─── The data ───

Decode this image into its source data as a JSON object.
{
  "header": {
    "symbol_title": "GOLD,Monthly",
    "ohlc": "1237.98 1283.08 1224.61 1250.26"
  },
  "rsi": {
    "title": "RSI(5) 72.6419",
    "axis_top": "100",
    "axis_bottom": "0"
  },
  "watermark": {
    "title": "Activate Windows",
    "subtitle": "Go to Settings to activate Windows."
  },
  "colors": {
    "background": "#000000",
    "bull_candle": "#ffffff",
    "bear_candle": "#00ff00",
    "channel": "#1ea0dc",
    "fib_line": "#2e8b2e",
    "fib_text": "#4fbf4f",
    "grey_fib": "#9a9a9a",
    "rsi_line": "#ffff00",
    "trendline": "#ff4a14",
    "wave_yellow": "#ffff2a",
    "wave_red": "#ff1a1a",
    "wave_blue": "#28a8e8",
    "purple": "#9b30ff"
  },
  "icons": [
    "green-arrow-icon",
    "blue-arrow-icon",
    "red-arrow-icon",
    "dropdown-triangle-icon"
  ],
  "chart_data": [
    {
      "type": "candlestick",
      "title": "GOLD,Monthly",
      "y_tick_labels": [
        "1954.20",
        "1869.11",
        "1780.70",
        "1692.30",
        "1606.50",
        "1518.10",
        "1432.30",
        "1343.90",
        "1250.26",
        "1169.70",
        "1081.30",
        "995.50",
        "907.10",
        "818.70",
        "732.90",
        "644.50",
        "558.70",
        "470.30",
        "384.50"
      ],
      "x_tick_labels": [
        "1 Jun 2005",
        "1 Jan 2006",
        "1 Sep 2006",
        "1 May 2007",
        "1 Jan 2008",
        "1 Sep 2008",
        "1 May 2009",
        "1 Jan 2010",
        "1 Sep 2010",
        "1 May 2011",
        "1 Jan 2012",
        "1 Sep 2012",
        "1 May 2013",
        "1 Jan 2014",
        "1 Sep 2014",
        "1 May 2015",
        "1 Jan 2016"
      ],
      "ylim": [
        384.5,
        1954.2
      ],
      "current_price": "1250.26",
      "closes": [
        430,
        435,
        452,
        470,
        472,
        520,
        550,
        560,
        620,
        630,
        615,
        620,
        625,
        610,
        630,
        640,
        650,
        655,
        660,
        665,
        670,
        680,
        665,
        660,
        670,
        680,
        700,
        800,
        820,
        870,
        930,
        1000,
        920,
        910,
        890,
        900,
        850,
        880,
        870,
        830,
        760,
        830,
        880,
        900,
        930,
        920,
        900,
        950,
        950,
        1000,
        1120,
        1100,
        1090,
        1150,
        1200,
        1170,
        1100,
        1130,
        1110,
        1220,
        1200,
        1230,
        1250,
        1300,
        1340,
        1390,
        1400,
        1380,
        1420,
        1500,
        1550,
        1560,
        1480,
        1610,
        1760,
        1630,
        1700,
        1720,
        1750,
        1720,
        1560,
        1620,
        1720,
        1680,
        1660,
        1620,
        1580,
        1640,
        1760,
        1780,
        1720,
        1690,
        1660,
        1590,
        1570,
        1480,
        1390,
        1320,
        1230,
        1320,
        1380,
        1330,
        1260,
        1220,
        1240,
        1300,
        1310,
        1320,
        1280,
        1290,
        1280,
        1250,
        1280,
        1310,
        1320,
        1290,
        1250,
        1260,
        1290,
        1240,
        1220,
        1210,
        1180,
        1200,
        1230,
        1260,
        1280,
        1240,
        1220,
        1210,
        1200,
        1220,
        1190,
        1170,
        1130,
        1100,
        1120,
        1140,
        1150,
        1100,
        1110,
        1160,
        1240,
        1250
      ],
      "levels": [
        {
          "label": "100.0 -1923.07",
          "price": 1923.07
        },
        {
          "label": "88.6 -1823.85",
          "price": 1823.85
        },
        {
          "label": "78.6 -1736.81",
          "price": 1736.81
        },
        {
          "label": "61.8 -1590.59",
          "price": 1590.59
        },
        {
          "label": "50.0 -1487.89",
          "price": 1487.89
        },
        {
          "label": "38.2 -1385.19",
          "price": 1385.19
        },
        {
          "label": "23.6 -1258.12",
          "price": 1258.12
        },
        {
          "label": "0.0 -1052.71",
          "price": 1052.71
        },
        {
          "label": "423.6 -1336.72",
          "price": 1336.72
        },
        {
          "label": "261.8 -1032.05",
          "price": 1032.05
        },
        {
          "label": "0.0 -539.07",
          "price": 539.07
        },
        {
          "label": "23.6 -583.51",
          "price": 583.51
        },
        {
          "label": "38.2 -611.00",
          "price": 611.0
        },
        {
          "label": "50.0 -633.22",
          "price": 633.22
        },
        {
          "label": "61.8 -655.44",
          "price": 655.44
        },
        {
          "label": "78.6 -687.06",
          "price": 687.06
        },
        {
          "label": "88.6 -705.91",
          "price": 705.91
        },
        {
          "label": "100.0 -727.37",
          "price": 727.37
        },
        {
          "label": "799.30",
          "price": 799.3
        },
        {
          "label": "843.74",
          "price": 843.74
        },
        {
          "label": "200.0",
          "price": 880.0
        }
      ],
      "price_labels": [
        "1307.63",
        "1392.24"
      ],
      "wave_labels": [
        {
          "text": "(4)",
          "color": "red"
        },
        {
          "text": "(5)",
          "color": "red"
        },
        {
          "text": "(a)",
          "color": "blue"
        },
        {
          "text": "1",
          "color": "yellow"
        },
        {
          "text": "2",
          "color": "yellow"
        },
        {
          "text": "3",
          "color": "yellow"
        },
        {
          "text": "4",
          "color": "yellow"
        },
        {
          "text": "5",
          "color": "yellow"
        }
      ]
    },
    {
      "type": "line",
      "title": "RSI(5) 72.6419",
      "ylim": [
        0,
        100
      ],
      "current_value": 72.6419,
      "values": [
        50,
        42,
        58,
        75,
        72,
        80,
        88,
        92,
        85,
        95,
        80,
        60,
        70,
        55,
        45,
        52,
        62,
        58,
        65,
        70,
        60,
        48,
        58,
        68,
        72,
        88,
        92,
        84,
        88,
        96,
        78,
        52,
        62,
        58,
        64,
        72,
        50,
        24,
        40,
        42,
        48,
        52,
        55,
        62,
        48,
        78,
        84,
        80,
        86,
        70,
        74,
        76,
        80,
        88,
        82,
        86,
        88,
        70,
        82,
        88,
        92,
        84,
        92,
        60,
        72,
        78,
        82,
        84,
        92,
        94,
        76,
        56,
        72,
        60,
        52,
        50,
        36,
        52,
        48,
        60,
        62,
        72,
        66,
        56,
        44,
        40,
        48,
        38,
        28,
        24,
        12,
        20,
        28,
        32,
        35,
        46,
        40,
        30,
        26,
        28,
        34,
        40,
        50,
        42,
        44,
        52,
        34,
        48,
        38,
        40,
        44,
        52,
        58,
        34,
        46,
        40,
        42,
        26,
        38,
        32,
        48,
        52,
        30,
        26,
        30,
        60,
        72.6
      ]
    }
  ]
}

───

Exercise requirements => All of the data must be returned exactly.

The output =>
Decode this image into its source data as a JSON object.
{
  "header": {
    "symbol_title": "GOLD,Monthly",
    "ohlc": "1237.98 1283.08 1224.61 1250.26"
  },
  "rsi": {
    "title": "RSI(5) 72.6419",
    "axis_top": "100",
    "axis_bottom": "0"
  },
  "watermark": {
    "title": "Activate Windows",
    "subtitle": "Go to Settings to activate Windows."
  },
  "colors": {
    "background": "#000000",
    "bull_candle": "#ffffff",
    "bear_candle": "#00ff00",
    "channel": "#1ea0dc",
    "fib_line": "#2e8b2e",
    "fib_text": "#4fbf4f",
    "grey_fib": "#9a9a9a",
    "rsi_line": "#ffff00",
    "trendline": "#ff4a14",
    "wave_yellow": "#ffff2a",
    "wave_red": "#ff1a1a",
    "wave_blue": "#28a8e8",
    "purple": "#9b30ff"
  },
  "icons": [
    "green-arrow-icon",
    "blue-arrow-icon",
    "red-arrow-icon",
    "dropdown-triangle-icon"
  ],
  "chart_data": [
    {
      "type": "candlestick",
      "title": "GOLD,Monthly",
      "y_tick_labels": [
        "1954.20",
        "1869.11",
        "1780.70",
        "1692.30",
        "1606.50",
        "1518.10",
        "1432.30",
        "1343.90",
        "1250.26",
        "1169.70",
        "1081.30",
        "995.50",
        "907.10",
        "818.70",
        "732.90",
        "644.50",
        "558.70",
        "470.30",
        "384.50"
      ],
      "x_tick_labels": [
        "1 Jun 2005",
        "1 Jan 2006",
        "1 Sep 2006",
        "1 May 2007",
        "1 Jan 2008",
        "1 Sep 2008",
        "1 May 2009",
        "1 Jan 2010",
        "1 Sep 2010",
        "1 May 2011",
        "1 Jan 2012",
        "1 Sep 2012",
        "1 May 2013",
        "1 Jan 2014",
        "1 Sep 2014",
        "1 May 2015",
        "1 Jan 2016"
      ],
      "ylim": [
        384.5,
        1954.2
      ],
      "current_price": "1250.26",
      "closes": [
        430,
        435,
        452,
        470,
        472,
        520,
        550,
        560,
        620,
        630,
        615,
        620,
        625,
        610,
        630,
        640,
        650,
        655,
        660,
        665,
        670,
        680,
        665,
        660,
        670,
        680,
        700,
        800,
        820,
        870,
        930,
        1000,
        920,
        910,
        890,
        900,
        850,
        880,
        870,
        830,
        760,
        830,
        880,
        900,
        930,
        920,
        900,
        950,
        950,
        1000,
        1120,
        1100,
        1090,
        1150,
        1200,
        1170,
        1100,
        1130,
        1110,
        1220,
        1200,
        1230,
        1250,
        1300,
        1340,
        1390,
        1400,
        1380,
        1420,
        1500,
        1550,
        1560,
        1480,
        1610,
        1760,
        1630,
        1700,
        1720,
        1750,
        1720,
        1560,
        1620,
        1720,
        1680,
        1660,
        1620,
        1580,
        1640,
        1760,
        1780,
        1720,
        1690,
        1660,
        1590,
        1570,
        1480,
        1390,
        1320,
        1230,
        1320,
        1380,
        1330,
        1260,
        1220,
        1240,
        1300,
        1310,
        1320,
        1280,
        1290,
        1280,
        1250,
        1280,
        1310,
        1320,
        1290,
        1250,
        1260,
        1290,
        1240,
        1220,
        1210,
        1180,
        1200,
        1230,
        1260,
        1280,
        1240,
        1220,
        1210,
        1200,
        1220,
        1190,
        1170,
        1130,
        1100,
        1120,
        1140,
        1150,
        1100,
        1110,
        1160,
        1240,
        1250
      ],
      "levels": [
        {
          "label": "100.0 -1923.07",
          "price": 1923.07
        },
        {
          "label": "88.6 -1823.85",
          "price": 1823.85
        },
        {
          "label": "78.6 -1736.81",
          "price": 1736.81
        },
        {
          "label": "61.8 -1590.59",
          "price": 1590.59
        },
        {
          "label": "50.0 -1487.89",
          "price": 1487.89
        },
        {
          "label": "38.2 -1385.19",
          "price": 1385.19
        },
        {
          "label": "23.6 -1258.12",
          "price": 1258.12
        },
        {
          "label": "0.0 -1052.71",
          "price": 1052.71
        },
        {
          "label": "423.6 -1336.72",
          "price": 1336.72
        },
        {
          "label": "261.8 -1032.05",
          "price": 1032.05
        },
        {
          "label": "0.0 -539.07",
          "price": 539.07
        },
        {
          "label": "23.6 -583.51",
          "price": 583.51
        },
        {
          "label": "38.2 -611.00",
          "price": 611.0
        },
        {
          "label": "50.0 -633.22",
          "price": 633.22
        },
        {
          "label": "61.8 -655.44",
          "price": 655.44
        },
        {
          "label": "78.6 -687.06",
          "price": 687.06
        },
        {
          "label": "88.6 -705.91",
          "price": 705.91
        },
        {
          "label": "100.0 -727.37",
          "price": 727.37
        },
        {
          "label": "799.30",
          "price": 799.3
        },
        {
          "label": "843.74",
          "price": 843.74
        },
        {
          "label": "200.0",
          "price": 880.0
        }
      ],
      "price_labels": [
        "1307.63",
        "1392.24"
      ],
      "wave_labels": [
        {
          "text": "(4)",
          "color": "red"
        },
        {
          "text": "(5)",
          "color": "red"
        },
        {
          "text": "(a)",
          "color": "blue"
        },
        {
          "text": "1",
          "color": "yellow"
        },
        {
          "text": "2",
          "color": "yellow"
        },
        {
          "text": "3",
          "color": "yellow"
        },
        {
          "text": "4",
          "color": "yellow"
        },
        {
          "text": "5",
          "color": "yellow"
        }
      ]
    },
    {
      "type": "line",
      "title": "RSI(5) 72.6419",
      "ylim": [
        0,
        100
      ],
      "current_value": 72.6419,
      "values": [
        50,
        42,
        58,
        75,
        72,
        80,
        88,
        92,
        85,
        95,
        80,
        60,
        70,
        55,
        45,
        52,
        62,
        58,
        65,
        70,
        60,
        48,
        58,
        68,
        72,
        88,
        92,
        84,
        88,
        96,
        78,
        52,
        62,
        58,
        64,
        72,
        50,
        24,
        40,
        42,
        48,
        52,
        55,
        62,
        48,
        78,
        84,
        80,
        86,
        70,
        74,
        76,
        80,
        88,
        82,
        86,
        88,
        70,
        82,
        88,
        92,
        84,
        92,
        60,
        72,
        78,
        82,
        84,
        92,
        94,
        76,
        56,
        72,
        60,
        52,
        50,
        36,
        52,
        48,
        60,
        62,
        72,
        66,
        56,
        44,
        40,
        48,
        38,
        28,
        24,
        12,
        20,
        28,
        32,
        35,
        46,
        40,
        30,
        26,
        28,
        34,
        40,
        50,
        42,
        44,
        52,
        34,
        48,
        38,
        40,
        44,
        52,
        58,
        34,
        46,
        40,
        42,
        26,
        38,
        32,
        48,
        52,
        30,
        26,
        30,
        60,
        72.6
      ]
    }
  ]
}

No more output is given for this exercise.